**Challenge**
Reproduce, word for word, the lines of the records from the one containing "ok-button[interactable]: 确定 (284, 542, 369, 570)" through the one containing "What elements are", including both of those lines.

**Layout annotation records**
______________________________
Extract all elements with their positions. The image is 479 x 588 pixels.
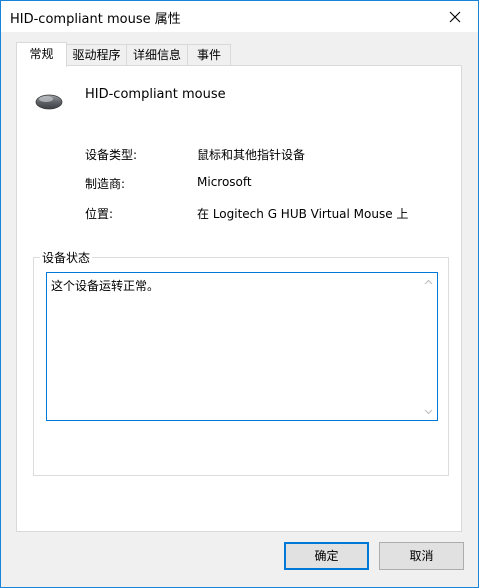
ok-button[interactable]: 确定 (284, 542, 369, 570)
title-bar[interactable]: HID-compliant mouse 属性 (1, 1, 478, 32)
device-status-title: 设备状态 (40, 249, 93, 266)
device-type-value: 鼠标和其他指针设备 (197, 148, 306, 162)
tab-driver[interactable]: 驱动程序 (66, 44, 127, 65)
general-tab-panel: HID-compliant mouse 设备类型: 鼠标和其他指针设备 制造商:… (16, 65, 462, 532)
properties-dialog: HID-compliant mouse 属性 常规 驱动程序 详细信息 事件 H… (0, 0, 479, 588)
location-value: 在 Logitech G HUB Virtual Mouse 上 (197, 207, 409, 221)
device-type-label: 设备类型: (85, 148, 138, 162)
tab-details[interactable]: 详细信息 (126, 44, 188, 65)
device-status-text: 这个设备运转正常。 (51, 279, 160, 293)
device-status-textbox[interactable]: 这个设备运转正常。 (46, 272, 438, 421)
cancel-button[interactable]: 取消 (379, 542, 464, 570)
tab-general[interactable]: 常规 (16, 42, 67, 67)
mouse-icon (35, 94, 63, 110)
scroll-down-arrow[interactable] (420, 403, 437, 420)
manufacturer-label: 制造商: (85, 177, 126, 191)
manufacturer-value: Microsoft (197, 175, 252, 189)
chevron-down-icon (424, 409, 433, 414)
close-button[interactable] (432, 1, 478, 32)
device-name: HID-compliant mouse (85, 87, 226, 102)
scroll-up-arrow[interactable] (420, 273, 437, 290)
status-scrollbar[interactable] (420, 273, 437, 420)
close-icon (449, 11, 461, 22)
device-status-group: 设备状态 这个设备运转正常。 (33, 249, 449, 476)
window-title: HID-compliant mouse 属性 (10, 12, 181, 27)
tab-events[interactable]: 事件 (187, 44, 231, 65)
location-label: 位置: (85, 207, 114, 221)
chevron-up-icon (424, 279, 433, 284)
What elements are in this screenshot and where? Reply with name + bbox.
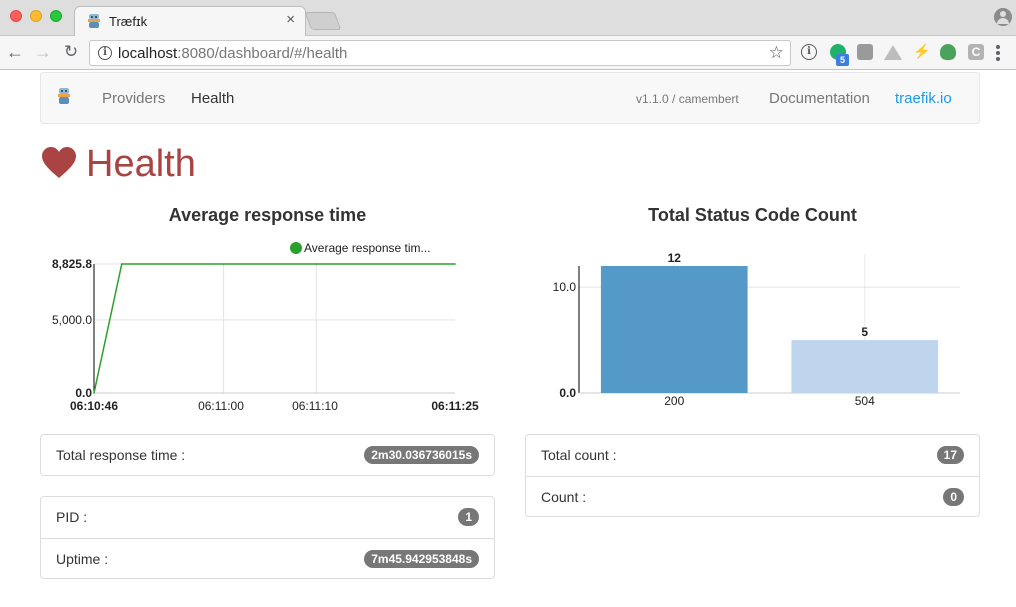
list-item: Total count : 17 bbox=[526, 435, 979, 476]
status-chart-title: Total Status Code Count bbox=[648, 205, 857, 225]
uptime-label: Uptime : bbox=[56, 551, 109, 567]
minimize-window-button[interactable] bbox=[30, 10, 42, 22]
legend[interactable]: Average response tim... bbox=[290, 241, 431, 255]
count-label: Count : bbox=[541, 489, 587, 505]
back-arrow-icon[interactable]: ← bbox=[4, 41, 26, 63]
pid-label: PID : bbox=[56, 509, 88, 525]
data-point bbox=[120, 263, 123, 265]
bolt-extension-icon[interactable]: ⚡ bbox=[913, 43, 930, 59]
reload-icon[interactable]: ↻ bbox=[60, 41, 82, 63]
version-label: v1.1.0 / camembert bbox=[636, 92, 739, 106]
forward-arrow-icon[interactable]: → bbox=[32, 41, 54, 63]
status-code-chart: 12 200 5 504 10.0 0.0 bbox=[553, 251, 960, 408]
total-response-time-badge: 2m30.036736015s bbox=[364, 446, 479, 464]
maximize-window-button[interactable] bbox=[50, 10, 62, 22]
bookmark-star-icon[interactable]: ☆ bbox=[769, 43, 784, 63]
browser-tab-strip: Træfɪk × bbox=[0, 0, 1016, 37]
tab-close-icon[interactable]: × bbox=[286, 12, 295, 27]
total-count-badge: 17 bbox=[936, 446, 964, 464]
nav-documentation-link[interactable]: Documentation bbox=[769, 90, 870, 107]
drive-extension-icon[interactable] bbox=[884, 45, 902, 60]
y-tick-label: 0.0 bbox=[75, 386, 92, 400]
profile-icon[interactable] bbox=[994, 8, 1012, 26]
legend-label: Average response tim... bbox=[304, 241, 431, 255]
x-tick-label: 06:10:46 bbox=[70, 399, 118, 413]
total-response-time-label: Total response time : bbox=[56, 447, 186, 463]
y-tick-label: 10.0 bbox=[553, 280, 577, 294]
total-count-label: Total count : bbox=[541, 447, 617, 463]
y-tick-label: 0.0 bbox=[559, 386, 576, 400]
pid-badge: 1 bbox=[458, 508, 479, 526]
process-panel: PID : 1 Uptime : 7m45.942953848s bbox=[40, 496, 495, 579]
status-count-panel: Total count : 17 Count : 0 bbox=[525, 434, 980, 517]
y-tick-label: 5,000.0 bbox=[52, 313, 92, 327]
list-item: Total response time : 2m30.036736015s bbox=[41, 435, 494, 476]
browser-menu-icon[interactable] bbox=[996, 45, 1000, 61]
gray-extension-icon[interactable] bbox=[857, 44, 873, 60]
count-badge: 0 bbox=[943, 488, 964, 506]
list-item: PID : 1 bbox=[41, 497, 494, 538]
data-point bbox=[454, 263, 456, 265]
address-bar[interactable]: i localhost:8080/dashboard/#/health ☆ bbox=[89, 40, 791, 66]
heart-icon bbox=[42, 147, 76, 178]
site-info-icon[interactable]: i bbox=[98, 46, 112, 60]
info-extension-icon[interactable]: i bbox=[801, 44, 817, 60]
data-point bbox=[315, 263, 317, 265]
new-tab-button[interactable] bbox=[304, 12, 342, 30]
bar bbox=[600, 266, 748, 393]
data-point bbox=[93, 392, 95, 394]
bar bbox=[791, 340, 939, 393]
c-extension-icon[interactable]: C bbox=[968, 44, 984, 60]
extension-badge: 5 bbox=[836, 54, 849, 66]
bar-value-label: 5 bbox=[861, 325, 868, 339]
uptime-badge: 7m45.942953848s bbox=[364, 550, 479, 568]
data-point bbox=[222, 263, 225, 265]
x-tick-label: 06:11:25 bbox=[431, 399, 479, 413]
nav-traefik-io-link[interactable]: traefik.io bbox=[895, 90, 952, 107]
response-time-chart: Average response tim... 8,825.8 5,000.0 … bbox=[52, 241, 479, 413]
response-chart-title: Average response time bbox=[168, 205, 367, 225]
x-tick-label: 504 bbox=[855, 394, 875, 408]
x-tick-label: 06:11:00 bbox=[198, 399, 244, 413]
x-tick-label: 06:11:10 bbox=[292, 399, 338, 413]
url-text[interactable]: localhost:8080/dashboard/#/health bbox=[118, 45, 347, 62]
list-item: Count : 0 bbox=[526, 476, 979, 517]
tab-title: Træfɪk bbox=[109, 14, 148, 29]
list-item: Uptime : 7m45.942953848s bbox=[41, 538, 494, 579]
browser-tab[interactable]: Træfɪk × bbox=[74, 6, 306, 37]
response-time-panel: Total response time : 2m30.036736015s bbox=[40, 434, 495, 476]
close-window-button[interactable] bbox=[10, 10, 22, 22]
x-tick-label: 200 bbox=[664, 394, 684, 408]
y-tick-label: 8,825.8 bbox=[52, 257, 92, 271]
url-path: :8080/dashboard/#/health bbox=[177, 45, 348, 62]
nav-providers-link[interactable]: Providers bbox=[102, 90, 165, 107]
bar-value-label: 12 bbox=[668, 251, 682, 265]
browser-toolbar: ← → ↻ i localhost:8080/dashboard/#/healt… bbox=[0, 36, 1016, 70]
traefik-logo-icon[interactable] bbox=[57, 87, 71, 105]
page-title: Health bbox=[86, 143, 196, 185]
turtle-extension-icon[interactable] bbox=[940, 44, 956, 60]
url-host: localhost bbox=[118, 45, 178, 62]
traefik-favicon-icon bbox=[88, 14, 100, 28]
legend-marker bbox=[290, 242, 302, 254]
series-line bbox=[93, 263, 455, 394]
app-navbar: Providers Health v1.1.0 / camembert Docu… bbox=[40, 72, 980, 124]
nav-health-link[interactable]: Health bbox=[191, 90, 234, 107]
______________________________
**Exercise output**
ok-button[interactable]: 确定 (284, 542, 369, 570)
title-bar[interactable]: HID-compliant mouse 属性 (1, 1, 478, 32)
device-status-title: 设备状态 (40, 249, 93, 266)
device-type-value: 鼠标和其他指针设备 (197, 148, 306, 162)
tab-driver[interactable]: 驱动程序 (66, 44, 127, 65)
general-tab-panel: HID-compliant mouse 设备类型: 鼠标和其他指针设备 制造商:… (16, 65, 462, 532)
properties-dialog: HID-compliant mouse 属性 常规 驱动程序 详细信息 事件 H… (0, 0, 479, 588)
location-value: 在 Logitech G HUB Virtual Mouse 上 (197, 207, 409, 221)
device-type-label: 设备类型: (85, 148, 138, 162)
tab-details[interactable]: 详细信息 (126, 44, 188, 65)
device-status-text: 这个设备运转正常。 (51, 279, 160, 293)
device-status-textbox[interactable]: 这个设备运转正常。 (46, 272, 438, 421)
cancel-button[interactable]: 取消 (379, 542, 464, 570)
tab-general[interactable]: 常规 (16, 42, 67, 67)
mouse-icon (35, 94, 63, 110)
scroll-down-arrow[interactable] (420, 403, 437, 420)
manufacturer-label: 制造商: (85, 177, 126, 191)
manufacturer-value: Microsoft (197, 175, 252, 189)
chevron-down-icon (424, 409, 433, 414)
close-button[interactable] (432, 1, 478, 32)
device-name: HID-compliant mouse (85, 87, 226, 102)
scroll-up-arrow[interactable] (420, 273, 437, 290)
status-scrollbar[interactable] (420, 273, 437, 420)
close-icon (449, 11, 461, 22)
device-status-group: 设备状态 这个设备运转正常。 (33, 249, 449, 476)
window-title: HID-compliant mouse 属性 (10, 12, 181, 27)
tab-events[interactable]: 事件 (187, 44, 231, 65)
location-label: 位置: (85, 207, 114, 221)
chevron-up-icon (424, 279, 433, 284)
What elements are in this screenshot and where? Reply with name + bbox.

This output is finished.